* [Work to do]:
Report each line of the data that has "notify" somewhere in it.

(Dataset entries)
● ● ●

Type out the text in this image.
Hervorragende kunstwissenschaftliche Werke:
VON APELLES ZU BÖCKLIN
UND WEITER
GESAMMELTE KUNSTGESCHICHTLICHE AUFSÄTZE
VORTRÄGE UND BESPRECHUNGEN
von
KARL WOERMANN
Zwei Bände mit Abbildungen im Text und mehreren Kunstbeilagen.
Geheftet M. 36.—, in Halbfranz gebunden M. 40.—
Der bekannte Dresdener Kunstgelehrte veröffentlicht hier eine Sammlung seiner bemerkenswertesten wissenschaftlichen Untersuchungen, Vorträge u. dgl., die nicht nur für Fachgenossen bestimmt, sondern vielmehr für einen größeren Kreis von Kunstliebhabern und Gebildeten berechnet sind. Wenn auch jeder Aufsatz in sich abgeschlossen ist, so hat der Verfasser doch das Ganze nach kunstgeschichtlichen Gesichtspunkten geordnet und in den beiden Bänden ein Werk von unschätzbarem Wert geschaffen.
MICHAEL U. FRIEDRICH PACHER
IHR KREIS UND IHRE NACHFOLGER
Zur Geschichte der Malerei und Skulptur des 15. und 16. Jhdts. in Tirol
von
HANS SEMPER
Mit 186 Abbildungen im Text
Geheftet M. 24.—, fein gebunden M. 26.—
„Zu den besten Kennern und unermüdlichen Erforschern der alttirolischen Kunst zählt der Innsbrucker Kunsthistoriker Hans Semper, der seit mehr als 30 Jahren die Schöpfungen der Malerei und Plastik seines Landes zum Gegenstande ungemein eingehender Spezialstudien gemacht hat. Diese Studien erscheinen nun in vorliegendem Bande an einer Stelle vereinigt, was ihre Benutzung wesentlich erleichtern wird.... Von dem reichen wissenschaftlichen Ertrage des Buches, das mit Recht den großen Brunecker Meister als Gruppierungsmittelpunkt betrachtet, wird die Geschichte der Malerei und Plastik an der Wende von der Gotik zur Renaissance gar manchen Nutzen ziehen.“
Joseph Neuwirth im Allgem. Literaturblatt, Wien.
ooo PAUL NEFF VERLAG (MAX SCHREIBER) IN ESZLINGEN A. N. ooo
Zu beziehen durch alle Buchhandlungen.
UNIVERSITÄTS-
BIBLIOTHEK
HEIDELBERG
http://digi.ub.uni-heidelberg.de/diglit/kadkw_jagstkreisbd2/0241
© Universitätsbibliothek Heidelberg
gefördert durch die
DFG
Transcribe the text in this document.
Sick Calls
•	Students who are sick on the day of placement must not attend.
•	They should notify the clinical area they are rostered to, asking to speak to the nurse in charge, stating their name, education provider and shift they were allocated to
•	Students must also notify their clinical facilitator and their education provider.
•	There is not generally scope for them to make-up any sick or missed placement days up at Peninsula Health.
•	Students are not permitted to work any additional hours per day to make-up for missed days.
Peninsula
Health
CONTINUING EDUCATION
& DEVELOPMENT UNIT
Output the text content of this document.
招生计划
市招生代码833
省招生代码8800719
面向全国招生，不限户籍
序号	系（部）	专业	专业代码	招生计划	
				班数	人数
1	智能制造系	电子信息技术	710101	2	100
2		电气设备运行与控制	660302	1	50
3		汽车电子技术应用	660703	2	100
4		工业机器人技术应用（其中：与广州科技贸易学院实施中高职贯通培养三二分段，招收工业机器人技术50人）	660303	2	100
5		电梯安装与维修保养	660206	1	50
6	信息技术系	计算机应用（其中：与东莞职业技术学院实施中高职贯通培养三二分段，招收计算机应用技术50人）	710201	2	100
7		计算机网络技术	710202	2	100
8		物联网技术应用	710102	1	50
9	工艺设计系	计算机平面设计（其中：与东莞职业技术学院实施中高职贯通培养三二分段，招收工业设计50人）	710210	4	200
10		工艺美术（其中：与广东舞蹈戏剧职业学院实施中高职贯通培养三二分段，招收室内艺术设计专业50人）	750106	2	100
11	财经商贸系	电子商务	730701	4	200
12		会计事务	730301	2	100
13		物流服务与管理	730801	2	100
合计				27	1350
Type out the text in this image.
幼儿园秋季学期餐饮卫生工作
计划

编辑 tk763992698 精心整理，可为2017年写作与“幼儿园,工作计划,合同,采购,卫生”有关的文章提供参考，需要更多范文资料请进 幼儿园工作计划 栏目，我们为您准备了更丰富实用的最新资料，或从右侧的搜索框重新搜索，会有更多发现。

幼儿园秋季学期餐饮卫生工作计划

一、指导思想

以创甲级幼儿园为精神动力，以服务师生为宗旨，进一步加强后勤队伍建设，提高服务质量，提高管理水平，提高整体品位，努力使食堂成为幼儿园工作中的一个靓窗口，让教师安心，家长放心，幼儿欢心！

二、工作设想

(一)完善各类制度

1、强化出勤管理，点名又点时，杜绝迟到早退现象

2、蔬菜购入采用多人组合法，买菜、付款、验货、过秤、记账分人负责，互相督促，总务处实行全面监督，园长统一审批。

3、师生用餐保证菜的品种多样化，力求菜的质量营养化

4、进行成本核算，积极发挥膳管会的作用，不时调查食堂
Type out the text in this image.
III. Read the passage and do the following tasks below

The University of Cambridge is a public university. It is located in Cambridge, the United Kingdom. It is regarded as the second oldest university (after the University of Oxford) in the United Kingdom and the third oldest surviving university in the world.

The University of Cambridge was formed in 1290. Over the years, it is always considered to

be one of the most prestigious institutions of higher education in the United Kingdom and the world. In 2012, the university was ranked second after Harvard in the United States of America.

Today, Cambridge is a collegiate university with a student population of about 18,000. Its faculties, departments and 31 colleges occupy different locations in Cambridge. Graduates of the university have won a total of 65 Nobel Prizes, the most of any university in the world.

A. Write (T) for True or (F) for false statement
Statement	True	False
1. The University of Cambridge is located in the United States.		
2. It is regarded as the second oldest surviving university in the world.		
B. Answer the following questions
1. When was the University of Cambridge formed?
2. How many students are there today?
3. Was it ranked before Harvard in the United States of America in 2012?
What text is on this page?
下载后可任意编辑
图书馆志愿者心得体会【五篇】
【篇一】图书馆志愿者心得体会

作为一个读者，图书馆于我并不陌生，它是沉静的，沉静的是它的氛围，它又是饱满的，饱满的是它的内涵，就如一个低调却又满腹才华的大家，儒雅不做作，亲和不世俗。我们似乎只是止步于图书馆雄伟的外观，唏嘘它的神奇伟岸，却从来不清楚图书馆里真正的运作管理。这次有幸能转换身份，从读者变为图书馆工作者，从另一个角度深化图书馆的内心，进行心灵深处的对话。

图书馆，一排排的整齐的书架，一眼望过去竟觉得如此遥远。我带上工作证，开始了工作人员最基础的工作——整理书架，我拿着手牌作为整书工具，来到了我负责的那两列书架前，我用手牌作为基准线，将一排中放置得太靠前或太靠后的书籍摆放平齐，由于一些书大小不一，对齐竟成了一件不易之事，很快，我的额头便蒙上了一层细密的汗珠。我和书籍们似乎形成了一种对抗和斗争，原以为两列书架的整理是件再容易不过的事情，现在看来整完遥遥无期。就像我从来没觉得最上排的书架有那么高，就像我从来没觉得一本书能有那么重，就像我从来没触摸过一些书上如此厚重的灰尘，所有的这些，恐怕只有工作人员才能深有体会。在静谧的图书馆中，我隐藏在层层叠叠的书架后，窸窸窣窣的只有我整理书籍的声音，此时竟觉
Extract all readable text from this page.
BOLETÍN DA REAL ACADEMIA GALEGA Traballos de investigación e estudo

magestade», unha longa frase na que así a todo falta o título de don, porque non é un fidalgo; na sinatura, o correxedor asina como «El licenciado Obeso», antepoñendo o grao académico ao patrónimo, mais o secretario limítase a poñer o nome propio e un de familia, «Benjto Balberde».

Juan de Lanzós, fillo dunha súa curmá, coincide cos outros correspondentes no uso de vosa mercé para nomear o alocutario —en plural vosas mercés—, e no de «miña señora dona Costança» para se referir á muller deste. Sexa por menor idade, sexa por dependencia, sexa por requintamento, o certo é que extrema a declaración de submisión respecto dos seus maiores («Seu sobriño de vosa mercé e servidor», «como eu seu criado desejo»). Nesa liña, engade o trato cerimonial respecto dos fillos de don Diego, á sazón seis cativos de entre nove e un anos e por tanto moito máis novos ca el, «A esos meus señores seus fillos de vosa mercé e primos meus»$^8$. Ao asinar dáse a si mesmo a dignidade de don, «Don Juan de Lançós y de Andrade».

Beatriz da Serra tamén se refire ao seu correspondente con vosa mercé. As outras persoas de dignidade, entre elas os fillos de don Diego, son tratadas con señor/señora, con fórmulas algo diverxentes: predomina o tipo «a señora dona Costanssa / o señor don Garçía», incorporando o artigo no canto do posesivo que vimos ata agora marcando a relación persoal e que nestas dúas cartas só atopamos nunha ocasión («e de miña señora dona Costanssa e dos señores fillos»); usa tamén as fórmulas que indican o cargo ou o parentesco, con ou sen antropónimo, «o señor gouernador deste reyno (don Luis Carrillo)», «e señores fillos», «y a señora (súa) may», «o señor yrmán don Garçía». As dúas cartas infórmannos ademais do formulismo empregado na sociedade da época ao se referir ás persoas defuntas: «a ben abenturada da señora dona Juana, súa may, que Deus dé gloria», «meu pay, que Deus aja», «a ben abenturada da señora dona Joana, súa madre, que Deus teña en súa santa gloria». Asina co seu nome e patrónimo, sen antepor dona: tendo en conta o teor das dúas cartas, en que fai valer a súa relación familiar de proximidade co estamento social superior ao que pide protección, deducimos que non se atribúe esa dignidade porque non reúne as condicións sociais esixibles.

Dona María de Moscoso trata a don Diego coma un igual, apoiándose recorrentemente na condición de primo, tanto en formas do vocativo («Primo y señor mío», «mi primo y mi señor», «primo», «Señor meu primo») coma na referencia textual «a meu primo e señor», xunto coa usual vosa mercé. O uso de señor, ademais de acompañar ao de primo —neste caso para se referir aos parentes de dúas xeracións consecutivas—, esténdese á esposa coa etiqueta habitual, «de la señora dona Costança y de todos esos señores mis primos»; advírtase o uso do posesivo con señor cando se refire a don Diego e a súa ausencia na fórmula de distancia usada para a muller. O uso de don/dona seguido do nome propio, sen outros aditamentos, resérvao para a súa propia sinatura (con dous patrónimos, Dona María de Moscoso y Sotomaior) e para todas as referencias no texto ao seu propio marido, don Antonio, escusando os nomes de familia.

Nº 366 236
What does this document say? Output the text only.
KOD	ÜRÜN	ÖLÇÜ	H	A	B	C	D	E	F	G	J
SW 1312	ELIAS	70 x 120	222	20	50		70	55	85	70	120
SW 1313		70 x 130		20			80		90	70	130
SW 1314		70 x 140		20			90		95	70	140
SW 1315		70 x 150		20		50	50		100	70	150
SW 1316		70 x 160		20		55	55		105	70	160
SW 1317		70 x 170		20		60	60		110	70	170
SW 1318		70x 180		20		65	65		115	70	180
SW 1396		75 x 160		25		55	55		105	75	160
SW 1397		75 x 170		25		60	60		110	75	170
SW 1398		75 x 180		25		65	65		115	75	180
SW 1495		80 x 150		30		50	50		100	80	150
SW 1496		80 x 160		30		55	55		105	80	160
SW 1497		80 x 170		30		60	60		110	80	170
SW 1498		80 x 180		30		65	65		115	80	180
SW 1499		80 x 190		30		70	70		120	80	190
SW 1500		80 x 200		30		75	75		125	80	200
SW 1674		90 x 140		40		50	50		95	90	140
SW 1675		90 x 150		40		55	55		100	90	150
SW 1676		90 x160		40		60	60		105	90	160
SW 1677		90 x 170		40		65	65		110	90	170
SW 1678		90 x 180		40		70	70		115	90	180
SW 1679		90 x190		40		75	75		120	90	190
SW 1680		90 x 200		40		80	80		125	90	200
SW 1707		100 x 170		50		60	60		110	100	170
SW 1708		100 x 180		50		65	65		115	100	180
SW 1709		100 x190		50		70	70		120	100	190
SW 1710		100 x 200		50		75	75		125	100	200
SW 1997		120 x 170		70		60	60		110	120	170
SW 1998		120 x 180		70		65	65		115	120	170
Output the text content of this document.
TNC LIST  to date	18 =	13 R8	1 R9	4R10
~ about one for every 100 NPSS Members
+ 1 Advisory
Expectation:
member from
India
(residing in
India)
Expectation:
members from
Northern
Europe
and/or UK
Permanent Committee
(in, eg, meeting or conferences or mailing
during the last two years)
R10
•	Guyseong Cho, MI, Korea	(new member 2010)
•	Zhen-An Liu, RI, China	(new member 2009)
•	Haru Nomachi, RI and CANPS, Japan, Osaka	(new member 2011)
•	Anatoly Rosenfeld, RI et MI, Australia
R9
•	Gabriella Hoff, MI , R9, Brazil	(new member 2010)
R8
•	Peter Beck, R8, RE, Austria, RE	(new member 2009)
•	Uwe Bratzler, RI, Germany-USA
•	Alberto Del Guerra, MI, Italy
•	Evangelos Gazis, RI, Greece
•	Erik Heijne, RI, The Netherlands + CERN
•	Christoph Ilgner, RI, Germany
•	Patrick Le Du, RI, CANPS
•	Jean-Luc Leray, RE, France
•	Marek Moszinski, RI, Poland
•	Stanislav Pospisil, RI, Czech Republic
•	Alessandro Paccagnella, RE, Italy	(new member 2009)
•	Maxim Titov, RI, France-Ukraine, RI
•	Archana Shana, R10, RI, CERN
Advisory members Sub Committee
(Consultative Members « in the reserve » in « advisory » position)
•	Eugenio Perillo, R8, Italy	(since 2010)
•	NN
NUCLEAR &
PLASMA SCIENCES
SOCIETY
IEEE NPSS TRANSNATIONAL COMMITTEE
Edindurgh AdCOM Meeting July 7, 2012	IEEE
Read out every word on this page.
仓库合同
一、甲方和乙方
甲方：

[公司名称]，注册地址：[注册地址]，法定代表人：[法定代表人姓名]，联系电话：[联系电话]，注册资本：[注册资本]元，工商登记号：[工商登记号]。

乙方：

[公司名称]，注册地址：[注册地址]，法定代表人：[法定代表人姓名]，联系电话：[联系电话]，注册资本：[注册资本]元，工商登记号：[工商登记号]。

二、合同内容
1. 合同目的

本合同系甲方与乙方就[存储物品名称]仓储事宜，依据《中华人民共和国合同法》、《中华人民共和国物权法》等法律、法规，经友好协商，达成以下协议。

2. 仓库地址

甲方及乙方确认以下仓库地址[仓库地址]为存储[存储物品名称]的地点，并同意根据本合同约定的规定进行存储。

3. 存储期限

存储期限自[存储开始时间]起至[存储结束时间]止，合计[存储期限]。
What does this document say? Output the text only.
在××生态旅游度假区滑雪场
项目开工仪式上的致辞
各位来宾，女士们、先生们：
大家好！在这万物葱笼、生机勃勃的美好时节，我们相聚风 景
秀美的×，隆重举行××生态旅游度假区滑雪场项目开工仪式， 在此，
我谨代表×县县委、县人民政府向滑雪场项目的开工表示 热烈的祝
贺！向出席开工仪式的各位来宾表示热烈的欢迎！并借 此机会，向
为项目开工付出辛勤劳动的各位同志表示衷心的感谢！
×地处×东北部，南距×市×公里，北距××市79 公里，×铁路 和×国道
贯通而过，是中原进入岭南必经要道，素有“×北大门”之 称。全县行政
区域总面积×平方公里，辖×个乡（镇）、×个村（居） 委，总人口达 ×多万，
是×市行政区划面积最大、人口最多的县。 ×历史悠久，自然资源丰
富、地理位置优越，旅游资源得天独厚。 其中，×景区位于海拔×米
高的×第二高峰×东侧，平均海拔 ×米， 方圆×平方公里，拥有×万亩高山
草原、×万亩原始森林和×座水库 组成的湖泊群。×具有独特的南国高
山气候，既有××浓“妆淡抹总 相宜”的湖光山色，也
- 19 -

● ● ●

* [Complete response]:
•	They should notify the clinical area they are rostered to, asking to speak to the nurse in charge, stating their name, education provider and shift they were allocated to
•	Students must also notify their clinical facilitator and their education provider.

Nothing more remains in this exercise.